◆ Exercise description: Reproduce all of the data below without alteration; exclude every picture.

◆ Input rows:

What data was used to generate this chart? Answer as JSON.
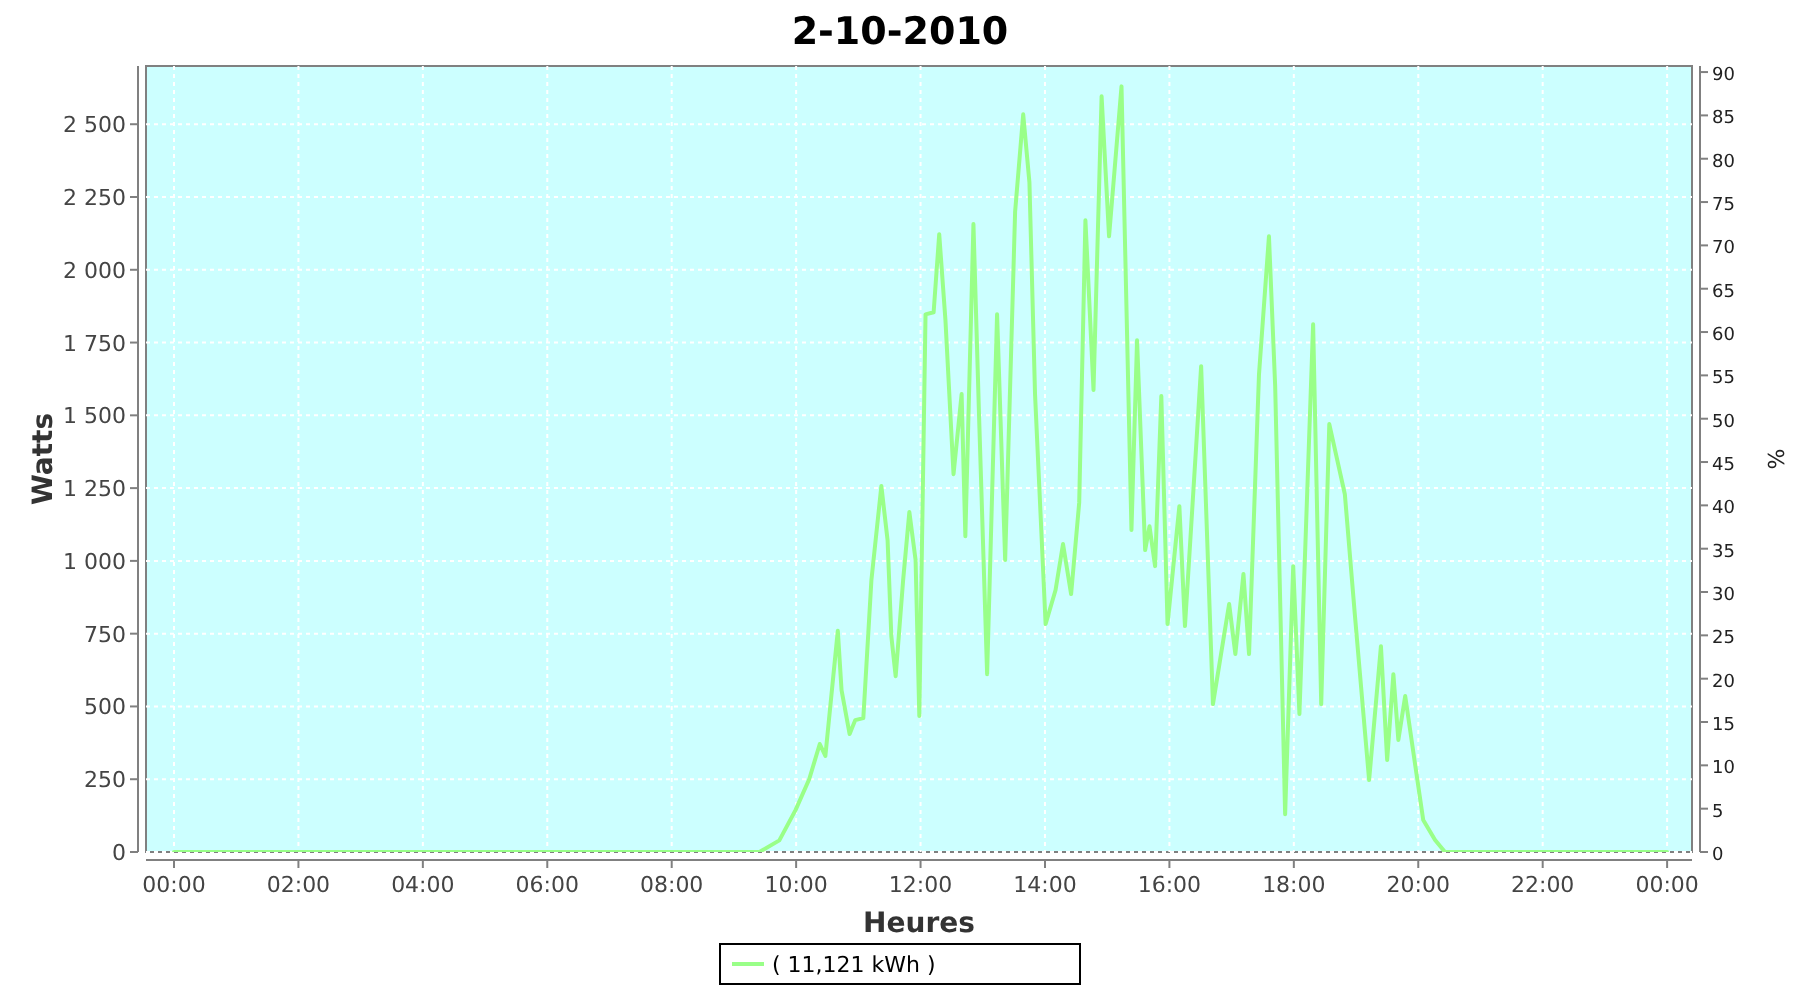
{
  "chart_data": {
    "type": "line",
    "title": "2-10-2010",
    "xlabel": "Heures",
    "ylabel": "Watts",
    "y2label": "%",
    "xlim": [
      -0.45,
      24.4
    ],
    "ylim": [
      0,
      2700
    ],
    "y2lim": [
      0,
      90.7
    ],
    "xticks": [
      {
        "value": 0,
        "label": "00:00"
      },
      {
        "value": 2,
        "label": "02:00"
      },
      {
        "value": 4,
        "label": "04:00"
      },
      {
        "value": 6,
        "label": "06:00"
      },
      {
        "value": 8,
        "label": "08:00"
      },
      {
        "value": 10,
        "label": "10:00"
      },
      {
        "value": 12,
        "label": "12:00"
      },
      {
        "value": 14,
        "label": "14:00"
      },
      {
        "value": 16,
        "label": "16:00"
      },
      {
        "value": 18,
        "label": "18:00"
      },
      {
        "value": 20,
        "label": "20:00"
      },
      {
        "value": 22,
        "label": "22:00"
      },
      {
        "value": 24,
        "label": "00:00"
      }
    ],
    "yticks": [
      {
        "value": 0,
        "label": "0"
      },
      {
        "value": 250,
        "label": "250"
      },
      {
        "value": 500,
        "label": "500"
      },
      {
        "value": 750,
        "label": "750"
      },
      {
        "value": 1000,
        "label": "1 000"
      },
      {
        "value": 1250,
        "label": "1 250"
      },
      {
        "value": 1500,
        "label": "1 500"
      },
      {
        "value": 1750,
        "label": "1 750"
      },
      {
        "value": 2000,
        "label": "2 000"
      },
      {
        "value": 2250,
        "label": "2 250"
      },
      {
        "value": 2500,
        "label": "2 500"
      }
    ],
    "y2ticks": [
      0,
      5,
      10,
      15,
      20,
      25,
      30,
      35,
      40,
      45,
      50,
      55,
      60,
      65,
      70,
      75,
      80,
      85,
      90
    ],
    "grid": true,
    "legend": "bottom",
    "marker": "none",
    "line_style": "solid",
    "series": [
      {
        "name": "( 11,121 kWh )",
        "color": "#99ff88",
        "x": [
          0,
          9.41,
          9.73,
          9.99,
          10.21,
          10.38,
          10.47,
          10.67,
          10.73,
          10.86,
          10.95,
          11.08,
          11.21,
          11.37,
          11.47,
          11.53,
          11.6,
          11.72,
          11.82,
          11.92,
          11.98,
          12.08,
          12.21,
          12.3,
          12.4,
          12.53,
          12.66,
          12.72,
          12.85,
          12.94,
          13.07,
          13.23,
          13.36,
          13.52,
          13.65,
          13.75,
          13.84,
          14.01,
          14.17,
          14.29,
          14.42,
          14.55,
          14.65,
          14.78,
          14.91,
          15.03,
          15.23,
          15.39,
          15.48,
          15.61,
          15.68,
          15.77,
          15.87,
          15.97,
          16.16,
          16.25,
          16.51,
          16.7,
          16.96,
          17.06,
          17.19,
          17.28,
          17.44,
          17.6,
          17.7,
          17.86,
          17.99,
          18.09,
          18.31,
          18.44,
          18.57,
          18.82,
          18.98,
          19.21,
          19.4,
          19.5,
          19.6,
          19.68,
          19.79,
          19.95,
          20.08,
          20.27,
          20.43,
          24
        ],
        "values": [
          0,
          0,
          40,
          144,
          250,
          371,
          330,
          760,
          556,
          405,
          453,
          460,
          934,
          1257,
          1071,
          742,
          604,
          934,
          1168,
          1003,
          467,
          1847,
          1854,
          2122,
          1827,
          1298,
          1573,
          1085,
          2157,
          1500,
          611,
          1847,
          1003,
          2200,
          2534,
          2300,
          1573,
          783,
          900,
          1058,
          886,
          1200,
          2170,
          1587,
          2596,
          2115,
          2630,
          1106,
          1758,
          1037,
          1119,
          982,
          1566,
          783,
          1188,
          776,
          1669,
          508,
          852,
          680,
          955,
          680,
          1641,
          2115,
          1600,
          130,
          982,
          474,
          1813,
          508,
          1470,
          1229,
          817,
          247,
          707,
          316,
          611,
          385,
          536,
          300,
          110,
          41,
          0,
          0
        ]
      }
    ]
  }
}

◆ Solution for this problem:
What data was used to generate this chart? Answer as JSON.
{
  "chart_data": {
    "type": "line",
    "title": "2-10-2010",
    "xlabel": "Heures",
    "ylabel": "Watts",
    "y2label": "%",
    "xlim": [
      -0.45,
      24.4
    ],
    "ylim": [
      0,
      2700
    ],
    "y2lim": [
      0,
      90.7
    ],
    "xticks": [
      {
        "value": 0,
        "label": "00:00"
      },
      {
        "value": 2,
        "label": "02:00"
      },
      {
        "value": 4,
        "label": "04:00"
      },
      {
        "value": 6,
        "label": "06:00"
      },
      {
        "value": 8,
        "label": "08:00"
      },
      {
        "value": 10,
        "label": "10:00"
      },
      {
        "value": 12,
        "label": "12:00"
      },
      {
        "value": 14,
        "label": "14:00"
      },
      {
        "value": 16,
        "label": "16:00"
      },
      {
        "value": 18,
        "label": "18:00"
      },
      {
        "value": 20,
        "label": "20:00"
      },
      {
        "value": 22,
        "label": "22:00"
      },
      {
        "value": 24,
        "label": "00:00"
      }
    ],
    "yticks": [
      {
        "value": 0,
        "label": "0"
      },
      {
        "value": 250,
        "label": "250"
      },
      {
        "value": 500,
        "label": "500"
      },
      {
        "value": 750,
        "label": "750"
      },
      {
        "value": 1000,
        "label": "1 000"
      },
      {
        "value": 1250,
        "label": "1 250"
      },
      {
        "value": 1500,
        "label": "1 500"
      },
      {
        "value": 1750,
        "label": "1 750"
      },
      {
        "value": 2000,
        "label": "2 000"
      },
      {
        "value": 2250,
        "label": "2 250"
      },
      {
        "value": 2500,
        "label": "2 500"
      }
    ],
    "y2ticks": [
      0,
      5,
      10,
      15,
      20,
      25,
      30,
      35,
      40,
      45,
      50,
      55,
      60,
      65,
      70,
      75,
      80,
      85,
      90
    ],
    "grid": true,
    "legend": "bottom",
    "marker": "none",
    "line_style": "solid",
    "series": [
      {
        "name": "( 11,121 kWh )",
        "color": "#99ff88",
        "x": [
          0,
          9.41,
          9.73,
          9.99,
          10.21,
          10.38,
          10.47,
          10.67,
          10.73,
          10.86,
          10.95,
          11.08,
          11.21,
          11.37,
          11.47,
          11.53,
          11.6,
          11.72,
          11.82,
          11.92,
          11.98,
          12.08,
          12.21,
          12.3,
          12.4,
          12.53,
          12.66,
          12.72,
          12.85,
          12.94,
          13.07,
          13.23,
          13.36,
          13.52,
          13.65,
          13.75,
          13.84,
          14.01,
          14.17,
          14.29,
          14.42,
          14.55,
          14.65,
          14.78,
          14.91,
          15.03,
          15.23,
          15.39,
          15.48,
          15.61,
          15.68,
          15.77,
          15.87,
          15.97,
          16.16,
          16.25,
          16.51,
          16.7,
          16.96,
          17.06,
          17.19,
          17.28,
          17.44,
          17.6,
          17.7,
          17.86,
          17.99,
          18.09,
          18.31,
          18.44,
          18.57,
          18.82,
          18.98,
          19.21,
          19.4,
          19.5,
          19.6,
          19.68,
          19.79,
          19.95,
          20.08,
          20.27,
          20.43,
          24
        ],
        "values": [
          0,
          0,
          40,
          144,
          250,
          371,
          330,
          760,
          556,
          405,
          453,
          460,
          934,
          1257,
          1071,
          742,
          604,
          934,
          1168,
          1003,
          467,
          1847,
          1854,
          2122,
          1827,
          1298,
          1573,
          1085,
          2157,
          1500,
          611,
          1847,
          1003,
          2200,
          2534,
          2300,
          1573,
          783,
          900,
          1058,
          886,
          1200,
          2170,
          1587,
          2596,
          2115,
          2630,
          1106,
          1758,
          1037,
          1119,
          982,
          1566,
          783,
          1188,
          776,
          1669,
          508,
          852,
          680,
          955,
          680,
          1641,
          2115,
          1600,
          130,
          982,
          474,
          1813,
          508,
          1470,
          1229,
          817,
          247,
          707,
          316,
          611,
          385,
          536,
          300,
          110,
          41,
          0,
          0
        ]
      }
    ]
  }
}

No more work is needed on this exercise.